> Records shown:
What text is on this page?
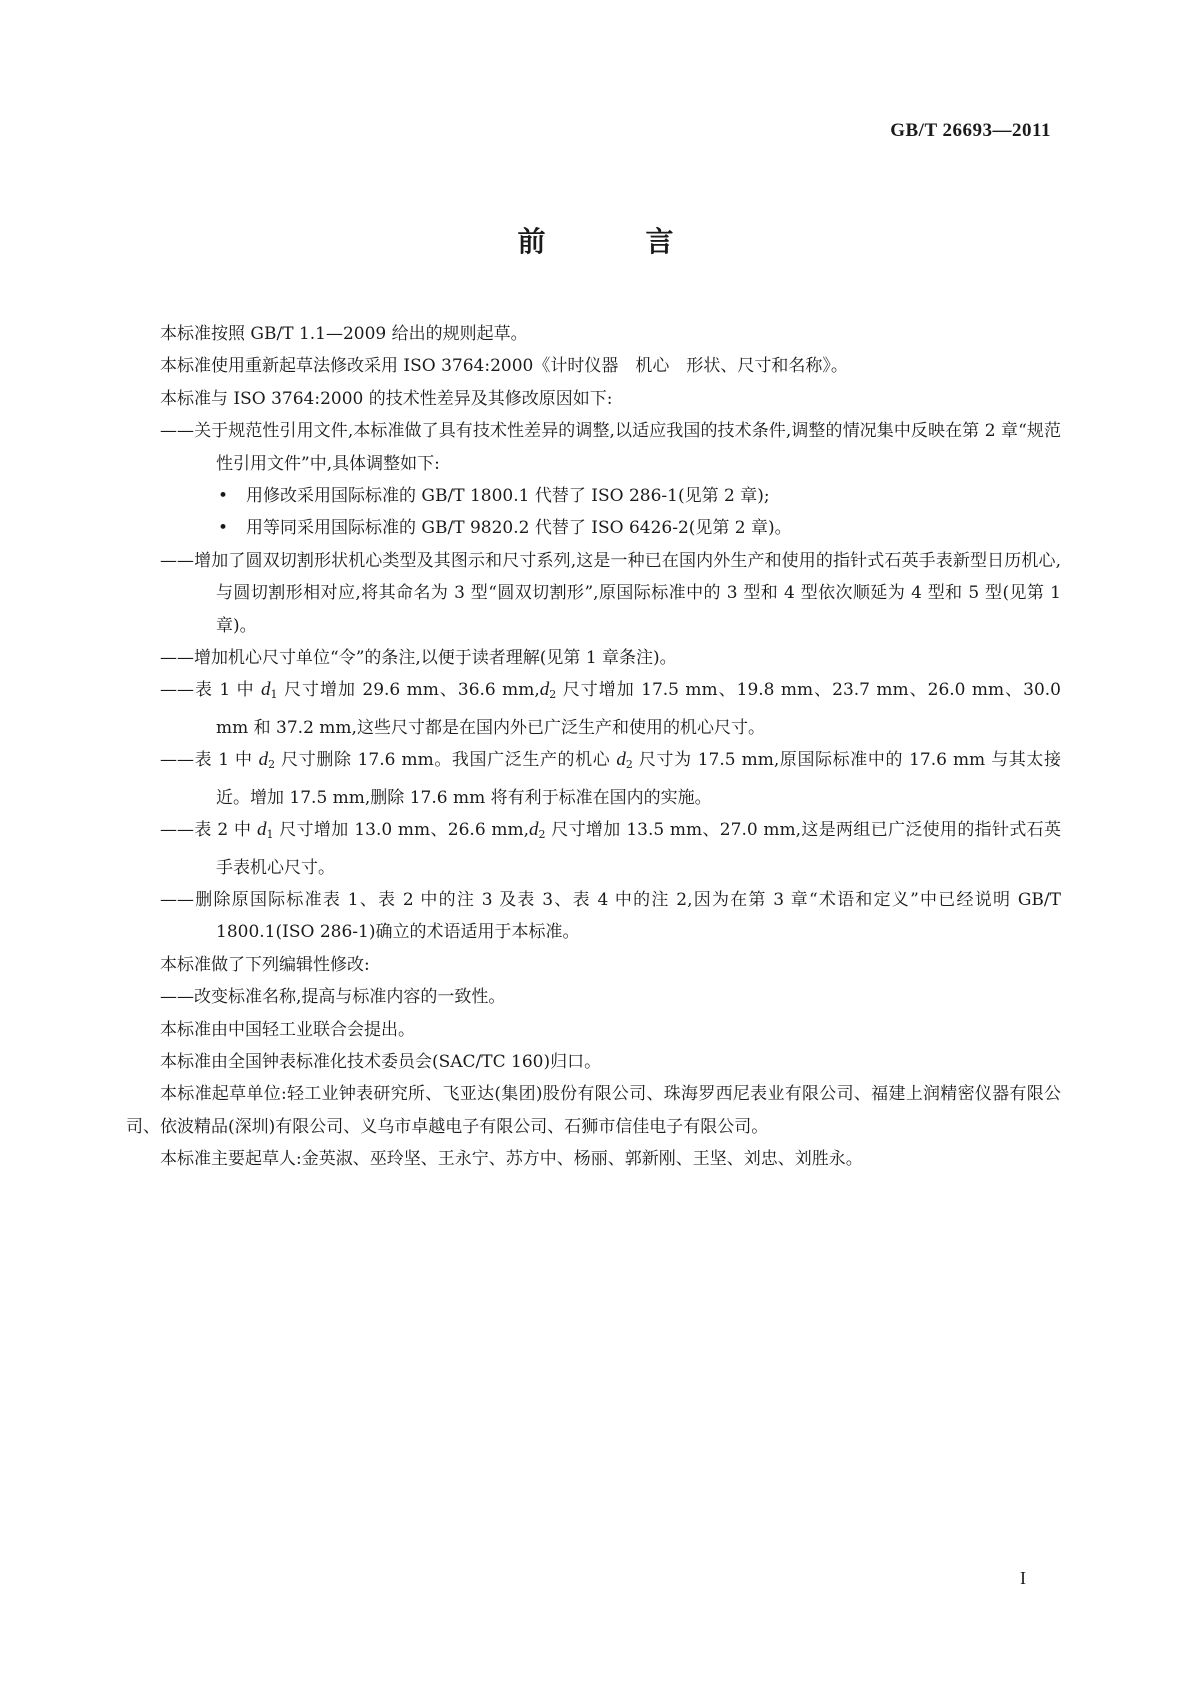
GB/T 26693—2011
前　言

本标准按照 GB/T 1.1—2009 给出的规则起草。

本标准使用重新起草法修改采用 ISO 3764:2000《计时仪器　机心　形状、尺寸和名称》。

本标准与 ISO 3764:2000 的技术性差异及其修改原因如下:

——关于规范性引用文件,本标准做了具有技术性差异的调整,以适应我国的技术条件,调整的情况集中反映在第 2 章“规范性引用文件”中,具体调整如下:

• 用修改采用国际标准的 GB/T 1800.1 代替了 ISO 286-1(见第 2 章);

• 用等同采用国际标准的 GB/T 9820.2 代替了 ISO 6426-2(见第 2 章)。

——增加了圆双切割形状机心类型及其图示和尺寸系列,这是一种已在国内外生产和使用的指针式石英手表新型日历机心,与圆切割形相对应,将其命名为 3 型“圆双切割形”,原国际标准中的 3 型和 4 型依次顺延为 4 型和 5 型(见第 1 章)。

——增加机心尺寸单位“令”的条注,以便于读者理解(见第 1 章条注)。

——表 1 中 $d_1$ 尺寸增加 29.6 mm、36.6 $mm,d_2$ 尺寸增加 17.5 mm、19.8 mm、23.7 mm、26.0 mm、30.0 mm 和 37.2 mm,这些尺寸都是在国内外已广泛生产和使用的机心尺寸。

——表 1 中 $d_2$ 尺寸删除 17.6 mm。我国广泛生产的机心 $d_2$ 尺寸为 17.5 mm,原国际标准中的 17.6 mm 与其太接近。增加 17.5 mm,删除 17.6 mm 将有利于标准在国内的实施。

——表 2 中 $d_1$ 尺寸增加 13.0 mm、26.6 $mm,d_2$ 尺寸增加 13.5 mm、27.0 mm,这是两组已广泛使用的指针式石英手表机心尺寸。

——删除原国际标准表 1、表 2 中的注 3 及表 3、表 4 中的注 2,因为在第 3 章“术语和定义”中已经说明 GB/T 1800.1(ISO 286-1)确立的术语适用于本标准。

本标准做了下列编辑性修改:

——改变标准名称,提高与标准内容的一致性。

本标准由中国轻工业联合会提出。

本标准由全国钟表标准化技术委员会(SAC/TC 160)归口。

本标准起草单位:轻工业钟表研究所、飞亚达(集团)股份有限公司、珠海罗西尼表业有限公司、福建上润精密仪器有限公司、依波精品(深圳)有限公司、义乌市卓越电子有限公司、石狮市信佳电子有限公司。

本标准主要起草人:金英淑、巫玲坚、王永宁、苏方中、杨丽、郭新刚、王坚、刘忠、刘胜永。

I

> The request:
Look above for every line with the word "尺寸增加" and copy it.

> Task response:
——表 1 中 $d_1$ 尺寸增加 29.6 mm、36.6 $mm,d_2$ 尺寸增加 17.5 mm、19.8 mm、23.7 mm、26.0 mm、30.0 mm 和 37.2 mm,这些尺寸都是在国内外已广泛生产和使用的机心尺寸。
——表 2 中 $d_1$ 尺寸增加 13.0 mm、26.6 $mm,d_2$ 尺寸增加 13.5 mm、27.0 mm,这是两组已广泛使用的指针式石英手表机心尺寸。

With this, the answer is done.